### Exercise goal
In this exercise, reproduce all the entries that follow exactly.
-- start of Record extracts --
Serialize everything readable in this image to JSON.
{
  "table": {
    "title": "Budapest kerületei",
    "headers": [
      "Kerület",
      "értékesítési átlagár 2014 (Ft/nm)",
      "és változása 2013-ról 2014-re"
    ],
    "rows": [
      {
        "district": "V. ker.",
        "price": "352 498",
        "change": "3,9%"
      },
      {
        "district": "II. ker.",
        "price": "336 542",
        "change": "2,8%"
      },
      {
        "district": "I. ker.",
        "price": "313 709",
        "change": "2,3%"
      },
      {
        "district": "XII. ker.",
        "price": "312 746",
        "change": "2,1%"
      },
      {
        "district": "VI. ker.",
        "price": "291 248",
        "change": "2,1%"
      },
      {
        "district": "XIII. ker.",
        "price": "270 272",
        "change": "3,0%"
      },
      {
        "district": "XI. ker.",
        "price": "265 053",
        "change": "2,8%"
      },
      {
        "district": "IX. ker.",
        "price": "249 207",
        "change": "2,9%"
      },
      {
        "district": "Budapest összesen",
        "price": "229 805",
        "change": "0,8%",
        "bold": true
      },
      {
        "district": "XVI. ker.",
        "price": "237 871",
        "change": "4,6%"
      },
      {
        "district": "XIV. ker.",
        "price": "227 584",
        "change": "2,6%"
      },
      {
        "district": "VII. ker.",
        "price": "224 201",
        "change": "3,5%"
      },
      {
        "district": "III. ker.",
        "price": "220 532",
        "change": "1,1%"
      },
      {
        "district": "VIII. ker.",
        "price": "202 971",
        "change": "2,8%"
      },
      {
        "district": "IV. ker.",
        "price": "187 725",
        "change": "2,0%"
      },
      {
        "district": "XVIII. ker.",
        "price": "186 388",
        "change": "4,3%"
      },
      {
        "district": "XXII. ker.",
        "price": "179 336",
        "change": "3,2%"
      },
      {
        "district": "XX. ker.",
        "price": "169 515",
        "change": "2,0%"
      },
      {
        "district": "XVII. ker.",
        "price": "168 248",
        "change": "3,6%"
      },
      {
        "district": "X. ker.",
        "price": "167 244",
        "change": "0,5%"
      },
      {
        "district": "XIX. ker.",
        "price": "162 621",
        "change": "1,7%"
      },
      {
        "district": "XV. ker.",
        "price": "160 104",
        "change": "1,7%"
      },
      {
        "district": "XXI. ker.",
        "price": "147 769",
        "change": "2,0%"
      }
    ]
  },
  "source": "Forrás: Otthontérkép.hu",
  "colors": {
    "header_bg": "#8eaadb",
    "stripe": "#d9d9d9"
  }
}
-- end of Record extracts --
### Result below
Serialize everything readable in this image to JSON.
{
  "table": {
    "title": "Budapest kerületei",
    "headers": [
      "Kerület",
      "értékesítési átlagár 2014 (Ft/nm)",
      "és változása 2013-ról 2014-re"
    ],
    "rows": [
      {
        "district": "V. ker.",
        "price": "352 498",
        "change": "3,9%"
      },
      {
        "district": "II. ker.",
        "price": "336 542",
        "change": "2,8%"
      },
      {
        "district": "I. ker.",
        "price": "313 709",
        "change": "2,3%"
      },
      {
        "district": "XII. ker.",
        "price": "312 746",
        "change": "2,1%"
      },
      {
        "district": "VI. ker.",
        "price": "291 248",
        "change": "2,1%"
      },
      {
        "district": "XIII. ker.",
        "price": "270 272",
        "change": "3,0%"
      },
      {
        "district": "XI. ker.",
        "price": "265 053",
        "change": "2,8%"
      },
      {
        "district": "IX. ker.",
        "price": "249 207",
        "change": "2,9%"
      },
      {
        "district": "Budapest összesen",
        "price": "229 805",
        "change": "0,8%",
        "bold": true
      },
      {
        "district": "XVI. ker.",
        "price": "237 871",
        "change": "4,6%"
      },
      {
        "district": "XIV. ker.",
        "price": "227 584",
        "change": "2,6%"
      },
      {
        "district": "VII. ker.",
        "price": "224 201",
        "change": "3,5%"
      },
      {
        "district": "III. ker.",
        "price": "220 532",
        "change": "1,1%"
      },
      {
        "district": "VIII. ker.",
        "price": "202 971",
        "change": "2,8%"
      },
      {
        "district": "IV. ker.",
        "price": "187 725",
        "change": "2,0%"
      },
      {
        "district": "XVIII. ker.",
        "price": "186 388",
        "change": "4,3%"
      },
      {
        "district": "XXII. ker.",
        "price": "179 336",
        "change": "3,2%"
      },
      {
        "district": "XX. ker.",
        "price": "169 515",
        "change": "2,0%"
      },
      {
        "district": "XVII. ker.",
        "price": "168 248",
        "change": "3,6%"
      },
      {
        "district": "X. ker.",
        "price": "167 244",
        "change": "0,5%"
      },
      {
        "district": "XIX. ker.",
        "price": "162 621",
        "change": "1,7%"
      },
      {
        "district": "XV. ker.",
        "price": "160 104",
        "change": "1,7%"
      },
      {
        "district": "XXI. ker.",
        "price": "147 769",
        "change": "2,0%"
      }
    ]
  },
  "source": "Forrás: Otthontérkép.hu",
  "colors": {
    "header_bg": "#8eaadb",
    "stripe": "#d9d9d9"
  }
}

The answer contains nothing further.